• **The problem**:
Print verbatim the lines of the listing below that start with the line containing "Identify all the" and end with the line containing "marker (287, 219, 299, 230)", including both of those lines.

• **Extracted information**:
"""

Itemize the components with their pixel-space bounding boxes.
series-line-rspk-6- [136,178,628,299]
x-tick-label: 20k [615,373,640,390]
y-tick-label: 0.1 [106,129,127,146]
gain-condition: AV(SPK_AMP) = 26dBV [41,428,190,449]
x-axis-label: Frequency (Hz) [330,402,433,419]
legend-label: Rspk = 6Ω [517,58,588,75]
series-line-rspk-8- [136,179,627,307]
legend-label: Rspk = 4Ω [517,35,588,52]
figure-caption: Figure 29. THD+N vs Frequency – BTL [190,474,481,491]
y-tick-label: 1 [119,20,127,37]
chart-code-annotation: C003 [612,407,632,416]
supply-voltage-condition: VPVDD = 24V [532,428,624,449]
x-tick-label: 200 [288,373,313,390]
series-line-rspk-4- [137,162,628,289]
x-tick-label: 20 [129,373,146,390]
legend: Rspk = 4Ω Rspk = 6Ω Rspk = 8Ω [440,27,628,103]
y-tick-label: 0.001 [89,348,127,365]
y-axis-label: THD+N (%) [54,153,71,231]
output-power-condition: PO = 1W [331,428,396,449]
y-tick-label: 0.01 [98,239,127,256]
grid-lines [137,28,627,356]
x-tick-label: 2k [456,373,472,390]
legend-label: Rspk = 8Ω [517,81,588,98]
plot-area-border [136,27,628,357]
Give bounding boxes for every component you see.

"""
"""

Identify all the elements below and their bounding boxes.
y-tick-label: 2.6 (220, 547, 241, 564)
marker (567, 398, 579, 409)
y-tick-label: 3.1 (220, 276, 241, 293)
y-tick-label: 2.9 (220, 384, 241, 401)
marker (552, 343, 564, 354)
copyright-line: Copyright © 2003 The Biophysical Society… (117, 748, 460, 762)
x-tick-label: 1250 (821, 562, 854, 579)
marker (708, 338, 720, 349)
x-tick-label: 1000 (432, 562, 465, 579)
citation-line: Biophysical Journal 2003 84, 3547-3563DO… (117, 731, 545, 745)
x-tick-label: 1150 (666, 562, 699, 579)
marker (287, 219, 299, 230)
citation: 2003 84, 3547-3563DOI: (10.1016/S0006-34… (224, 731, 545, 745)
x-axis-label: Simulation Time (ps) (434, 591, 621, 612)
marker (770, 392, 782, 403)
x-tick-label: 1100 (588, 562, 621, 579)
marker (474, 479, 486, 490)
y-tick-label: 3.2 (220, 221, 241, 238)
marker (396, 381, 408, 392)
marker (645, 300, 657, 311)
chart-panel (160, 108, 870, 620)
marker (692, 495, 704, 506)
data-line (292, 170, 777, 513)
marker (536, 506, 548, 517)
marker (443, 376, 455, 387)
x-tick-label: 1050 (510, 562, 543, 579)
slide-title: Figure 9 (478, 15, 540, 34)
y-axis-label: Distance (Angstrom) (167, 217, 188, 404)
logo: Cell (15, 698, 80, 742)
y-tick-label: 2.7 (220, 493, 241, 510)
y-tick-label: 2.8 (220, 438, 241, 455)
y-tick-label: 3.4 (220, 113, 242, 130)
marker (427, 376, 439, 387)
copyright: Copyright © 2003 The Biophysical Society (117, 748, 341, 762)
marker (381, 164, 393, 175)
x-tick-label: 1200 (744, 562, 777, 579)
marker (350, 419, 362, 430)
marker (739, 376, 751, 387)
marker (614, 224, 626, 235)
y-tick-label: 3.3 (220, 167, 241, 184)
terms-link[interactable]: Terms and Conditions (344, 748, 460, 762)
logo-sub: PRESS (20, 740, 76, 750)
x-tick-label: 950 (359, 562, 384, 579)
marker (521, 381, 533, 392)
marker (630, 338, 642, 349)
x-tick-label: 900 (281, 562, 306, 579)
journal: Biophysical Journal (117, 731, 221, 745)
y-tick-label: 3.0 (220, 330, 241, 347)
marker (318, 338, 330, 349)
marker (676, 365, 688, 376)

"""

• **Task response**:
Identify all the elements below and their bounding boxes.
y-tick-label: 2.6 (220, 547, 241, 564)
marker (567, 398, 579, 409)
y-tick-label: 3.1 (220, 276, 241, 293)
y-tick-label: 2.9 (220, 384, 241, 401)
marker (552, 343, 564, 354)
copyright-line: Copyright © 2003 The Biophysical Society… (117, 748, 460, 762)
x-tick-label: 1250 (821, 562, 854, 579)
marker (708, 338, 720, 349)
x-tick-label: 1000 (432, 562, 465, 579)
citation-line: Biophysical Journal 2003 84, 3547-3563DO… (117, 731, 545, 745)
x-tick-label: 1150 (666, 562, 699, 579)
marker (287, 219, 299, 230)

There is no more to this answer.